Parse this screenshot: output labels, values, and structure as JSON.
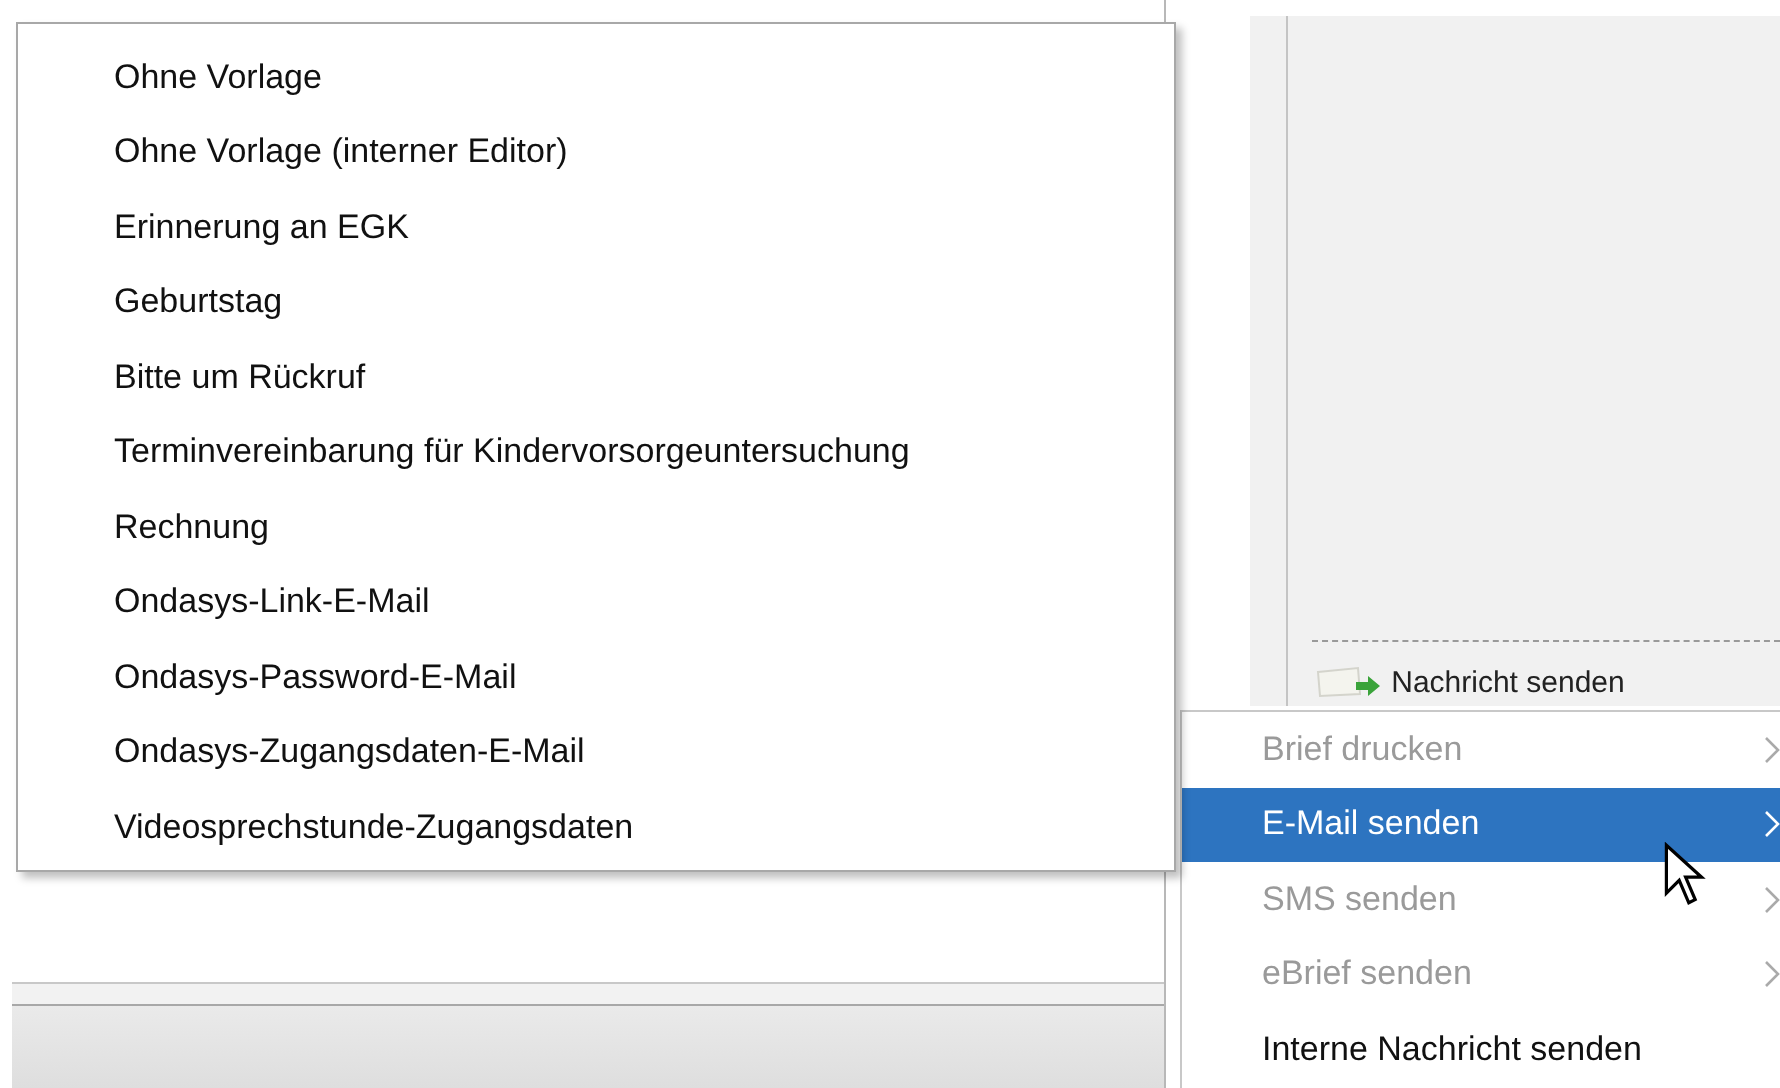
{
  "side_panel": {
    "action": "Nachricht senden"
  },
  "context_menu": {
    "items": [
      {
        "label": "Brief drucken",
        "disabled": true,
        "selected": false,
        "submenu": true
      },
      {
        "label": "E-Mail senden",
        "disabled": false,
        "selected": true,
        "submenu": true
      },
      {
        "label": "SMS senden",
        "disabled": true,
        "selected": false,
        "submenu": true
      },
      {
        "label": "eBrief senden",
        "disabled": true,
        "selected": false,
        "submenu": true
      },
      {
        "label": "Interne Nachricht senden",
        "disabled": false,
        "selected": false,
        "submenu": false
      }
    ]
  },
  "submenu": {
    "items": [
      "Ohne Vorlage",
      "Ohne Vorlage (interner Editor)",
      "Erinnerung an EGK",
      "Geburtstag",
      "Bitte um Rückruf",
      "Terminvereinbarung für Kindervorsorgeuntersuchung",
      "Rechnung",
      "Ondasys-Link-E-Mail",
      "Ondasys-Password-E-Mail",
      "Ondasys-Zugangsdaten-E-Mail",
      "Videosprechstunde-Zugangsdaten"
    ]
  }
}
········
## INSTRUCTIONS TO FOLLOW
Show all lines above holding "Ondasys".

## WRITTEN REPLY
      "Ondasys-Link-E-Mail",
      "Ondasys-Password-E-Mail",
      "Ondasys-Zugangsdaten-E-Mail",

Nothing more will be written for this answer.